SHORT EXERCISE: Output every entry exactly as written, but omit the pictures.

Rows from a dataset:
__________________________________________________

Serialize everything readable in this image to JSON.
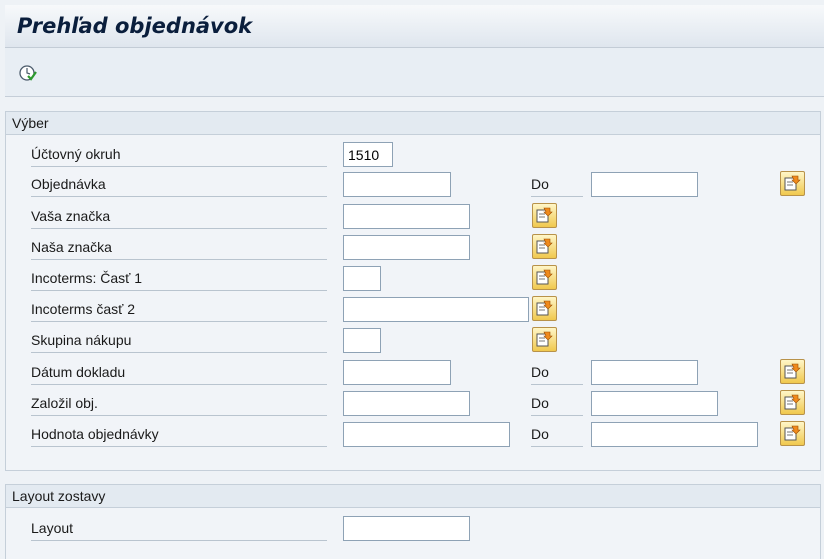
{
  "header": {
    "title": "Prehľad objednávok"
  },
  "toolbar": {
    "execute_icon": "execute-clock-icon"
  },
  "selection": {
    "title": "Výber",
    "to_label": "Do",
    "fields": [
      {
        "label": "Účtovný okruh",
        "value": "1510"
      },
      {
        "label": "Objednávka",
        "value": ""
      },
      {
        "label": "Vaša značka",
        "value": ""
      },
      {
        "label": "Naša značka",
        "value": ""
      },
      {
        "label": "Incoterms: Časť 1",
        "value": ""
      },
      {
        "label": "Incoterms časť 2",
        "value": ""
      },
      {
        "label": "Skupina nákupu",
        "value": ""
      },
      {
        "label": "Dátum dokladu",
        "value": ""
      },
      {
        "label": "Založil obj.",
        "value": ""
      },
      {
        "label": "Hodnota objednávky",
        "value": ""
      }
    ]
  },
  "layout_section": {
    "title": "Layout zostavy",
    "field_label": "Layout",
    "value": ""
  },
  "colors": {
    "multiselect_button": "#f0c84e",
    "title_text": "#0a1e3c"
  }
}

__________________________________________________

RESULT OF THE TASK:
Serialize everything readable in this image to JSON.
{
  "header": {
    "title": "Prehľad objednávok"
  },
  "toolbar": {
    "execute_icon": "execute-clock-icon"
  },
  "selection": {
    "title": "Výber",
    "to_label": "Do",
    "fields": [
      {
        "label": "Účtovný okruh",
        "value": "1510"
      },
      {
        "label": "Objednávka",
        "value": ""
      },
      {
        "label": "Vaša značka",
        "value": ""
      },
      {
        "label": "Naša značka",
        "value": ""
      },
      {
        "label": "Incoterms: Časť 1",
        "value": ""
      },
      {
        "label": "Incoterms časť 2",
        "value": ""
      },
      {
        "label": "Skupina nákupu",
        "value": ""
      },
      {
        "label": "Dátum dokladu",
        "value": ""
      },
      {
        "label": "Založil obj.",
        "value": ""
      },
      {
        "label": "Hodnota objednávky",
        "value": ""
      }
    ]
  },
  "layout_section": {
    "title": "Layout zostavy",
    "field_label": "Layout",
    "value": ""
  },
  "colors": {
    "multiselect_button": "#f0c84e",
    "title_text": "#0a1e3c"
  }
}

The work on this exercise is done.